## [Problem description]
Copy out each line of the listing that has the word "JSON" in it.

***** Material provided *****

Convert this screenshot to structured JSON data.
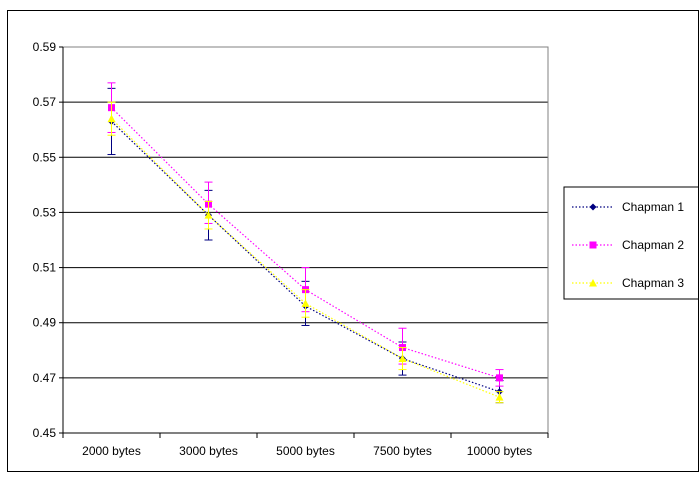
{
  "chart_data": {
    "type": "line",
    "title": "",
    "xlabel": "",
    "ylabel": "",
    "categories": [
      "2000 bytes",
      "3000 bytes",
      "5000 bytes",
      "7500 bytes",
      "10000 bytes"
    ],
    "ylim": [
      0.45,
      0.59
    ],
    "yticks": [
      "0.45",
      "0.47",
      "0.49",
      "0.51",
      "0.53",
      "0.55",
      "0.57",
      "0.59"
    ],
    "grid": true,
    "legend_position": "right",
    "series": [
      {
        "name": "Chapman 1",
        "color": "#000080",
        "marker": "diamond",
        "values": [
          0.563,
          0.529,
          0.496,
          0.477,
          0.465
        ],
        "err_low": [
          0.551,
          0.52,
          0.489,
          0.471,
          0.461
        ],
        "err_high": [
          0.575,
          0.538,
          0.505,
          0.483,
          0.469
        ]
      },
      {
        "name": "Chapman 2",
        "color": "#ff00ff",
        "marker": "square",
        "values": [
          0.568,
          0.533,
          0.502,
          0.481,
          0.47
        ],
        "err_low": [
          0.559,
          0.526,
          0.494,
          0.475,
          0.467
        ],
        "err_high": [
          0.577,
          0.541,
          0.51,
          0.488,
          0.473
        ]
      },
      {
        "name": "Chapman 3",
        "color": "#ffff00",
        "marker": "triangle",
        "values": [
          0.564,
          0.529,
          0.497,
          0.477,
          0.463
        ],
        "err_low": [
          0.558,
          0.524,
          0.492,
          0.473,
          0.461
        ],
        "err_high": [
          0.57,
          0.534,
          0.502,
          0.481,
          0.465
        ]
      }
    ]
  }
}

*****
***** Material provided *****

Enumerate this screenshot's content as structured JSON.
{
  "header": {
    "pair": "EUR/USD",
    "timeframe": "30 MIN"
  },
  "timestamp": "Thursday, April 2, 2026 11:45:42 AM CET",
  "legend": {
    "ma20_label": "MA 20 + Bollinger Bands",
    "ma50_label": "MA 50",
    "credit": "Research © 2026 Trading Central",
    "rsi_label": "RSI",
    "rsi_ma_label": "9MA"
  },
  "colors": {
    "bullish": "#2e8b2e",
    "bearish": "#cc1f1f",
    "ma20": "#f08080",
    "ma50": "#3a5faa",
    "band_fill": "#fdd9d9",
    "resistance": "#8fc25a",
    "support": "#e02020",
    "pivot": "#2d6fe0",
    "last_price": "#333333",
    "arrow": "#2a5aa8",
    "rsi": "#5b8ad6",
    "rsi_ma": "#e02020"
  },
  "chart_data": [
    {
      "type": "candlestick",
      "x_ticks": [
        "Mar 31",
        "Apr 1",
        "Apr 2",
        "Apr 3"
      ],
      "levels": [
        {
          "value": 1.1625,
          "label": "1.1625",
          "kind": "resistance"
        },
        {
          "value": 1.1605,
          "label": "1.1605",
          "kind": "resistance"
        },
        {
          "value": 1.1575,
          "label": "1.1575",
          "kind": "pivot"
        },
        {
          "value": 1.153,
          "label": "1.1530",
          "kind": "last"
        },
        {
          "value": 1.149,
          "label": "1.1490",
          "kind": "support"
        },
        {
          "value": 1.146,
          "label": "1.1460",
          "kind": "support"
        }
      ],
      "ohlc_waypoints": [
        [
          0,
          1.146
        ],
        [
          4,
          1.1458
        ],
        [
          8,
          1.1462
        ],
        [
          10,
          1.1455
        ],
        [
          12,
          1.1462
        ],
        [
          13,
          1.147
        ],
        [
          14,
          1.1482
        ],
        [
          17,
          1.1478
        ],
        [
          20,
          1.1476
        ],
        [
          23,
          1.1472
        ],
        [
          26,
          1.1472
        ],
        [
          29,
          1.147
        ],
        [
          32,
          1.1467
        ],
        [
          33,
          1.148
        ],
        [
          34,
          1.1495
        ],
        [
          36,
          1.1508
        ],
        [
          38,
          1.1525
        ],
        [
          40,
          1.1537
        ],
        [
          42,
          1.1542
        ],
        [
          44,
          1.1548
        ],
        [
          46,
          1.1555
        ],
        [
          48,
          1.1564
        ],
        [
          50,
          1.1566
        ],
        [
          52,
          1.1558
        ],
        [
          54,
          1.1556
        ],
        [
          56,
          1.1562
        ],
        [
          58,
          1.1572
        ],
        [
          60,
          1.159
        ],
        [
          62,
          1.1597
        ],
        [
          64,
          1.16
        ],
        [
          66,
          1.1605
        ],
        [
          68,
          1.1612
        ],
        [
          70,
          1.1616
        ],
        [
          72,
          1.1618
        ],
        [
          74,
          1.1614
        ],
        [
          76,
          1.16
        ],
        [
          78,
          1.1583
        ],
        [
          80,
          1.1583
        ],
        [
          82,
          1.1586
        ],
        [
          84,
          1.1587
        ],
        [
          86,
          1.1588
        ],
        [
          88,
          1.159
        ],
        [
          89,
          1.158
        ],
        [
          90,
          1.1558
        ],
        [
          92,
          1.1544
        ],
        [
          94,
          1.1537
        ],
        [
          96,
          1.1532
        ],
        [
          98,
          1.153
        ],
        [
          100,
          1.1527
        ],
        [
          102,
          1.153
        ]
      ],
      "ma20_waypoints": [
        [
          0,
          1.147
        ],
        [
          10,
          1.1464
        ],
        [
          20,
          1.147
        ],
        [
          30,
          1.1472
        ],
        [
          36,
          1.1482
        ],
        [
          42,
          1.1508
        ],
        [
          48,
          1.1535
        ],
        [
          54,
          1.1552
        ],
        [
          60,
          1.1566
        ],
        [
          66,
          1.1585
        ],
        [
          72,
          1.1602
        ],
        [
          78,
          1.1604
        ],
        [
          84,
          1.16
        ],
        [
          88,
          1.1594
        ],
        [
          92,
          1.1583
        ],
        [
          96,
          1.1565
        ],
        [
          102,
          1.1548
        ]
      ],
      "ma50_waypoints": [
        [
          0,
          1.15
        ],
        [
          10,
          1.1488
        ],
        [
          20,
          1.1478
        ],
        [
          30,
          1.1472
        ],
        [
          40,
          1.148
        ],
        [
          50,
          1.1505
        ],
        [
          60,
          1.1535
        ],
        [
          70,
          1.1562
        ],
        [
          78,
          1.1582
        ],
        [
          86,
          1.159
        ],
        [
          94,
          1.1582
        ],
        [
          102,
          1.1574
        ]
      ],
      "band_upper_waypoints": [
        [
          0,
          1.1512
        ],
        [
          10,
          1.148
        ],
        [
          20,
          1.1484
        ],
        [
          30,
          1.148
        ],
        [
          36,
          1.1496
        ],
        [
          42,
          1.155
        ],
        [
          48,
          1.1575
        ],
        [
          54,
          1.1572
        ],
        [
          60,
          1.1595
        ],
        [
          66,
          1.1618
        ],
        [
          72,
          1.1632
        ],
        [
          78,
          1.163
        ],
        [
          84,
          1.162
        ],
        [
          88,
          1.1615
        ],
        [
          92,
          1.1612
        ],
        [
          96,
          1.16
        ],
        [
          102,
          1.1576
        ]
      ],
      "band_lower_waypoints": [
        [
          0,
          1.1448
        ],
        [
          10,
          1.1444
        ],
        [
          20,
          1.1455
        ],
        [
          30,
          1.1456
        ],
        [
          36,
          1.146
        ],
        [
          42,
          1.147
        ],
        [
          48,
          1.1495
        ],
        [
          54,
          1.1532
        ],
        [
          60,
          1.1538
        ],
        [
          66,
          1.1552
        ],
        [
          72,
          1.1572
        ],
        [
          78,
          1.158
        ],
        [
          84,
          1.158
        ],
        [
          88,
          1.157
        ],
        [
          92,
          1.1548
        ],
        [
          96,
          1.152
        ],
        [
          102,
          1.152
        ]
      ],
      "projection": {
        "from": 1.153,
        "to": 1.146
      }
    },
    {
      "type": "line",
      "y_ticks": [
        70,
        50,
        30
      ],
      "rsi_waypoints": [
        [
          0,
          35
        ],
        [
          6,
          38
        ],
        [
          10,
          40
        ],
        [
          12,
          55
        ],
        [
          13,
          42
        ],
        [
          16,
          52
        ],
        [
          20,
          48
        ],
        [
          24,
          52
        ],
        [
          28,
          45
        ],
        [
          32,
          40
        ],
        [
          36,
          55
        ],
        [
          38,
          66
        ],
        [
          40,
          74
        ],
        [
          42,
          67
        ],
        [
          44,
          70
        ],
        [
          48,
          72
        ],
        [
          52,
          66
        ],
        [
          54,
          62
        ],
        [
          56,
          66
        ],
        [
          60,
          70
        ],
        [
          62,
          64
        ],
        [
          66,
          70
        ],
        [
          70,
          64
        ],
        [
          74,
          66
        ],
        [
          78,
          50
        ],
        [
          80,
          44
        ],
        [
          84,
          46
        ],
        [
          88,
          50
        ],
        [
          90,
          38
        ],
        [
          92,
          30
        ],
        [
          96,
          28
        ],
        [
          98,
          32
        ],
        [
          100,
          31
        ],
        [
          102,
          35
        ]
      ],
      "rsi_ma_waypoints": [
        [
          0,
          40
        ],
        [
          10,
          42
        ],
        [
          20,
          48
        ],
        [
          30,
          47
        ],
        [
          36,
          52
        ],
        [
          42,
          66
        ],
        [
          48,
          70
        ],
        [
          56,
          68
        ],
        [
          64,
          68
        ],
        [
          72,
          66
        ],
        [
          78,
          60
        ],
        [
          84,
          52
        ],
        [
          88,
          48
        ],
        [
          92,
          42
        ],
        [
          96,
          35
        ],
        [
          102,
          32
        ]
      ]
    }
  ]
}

*****

## [Written solution]
Convert this screenshot to structured JSON data.
Enumerate this screenshot's content as structured JSON.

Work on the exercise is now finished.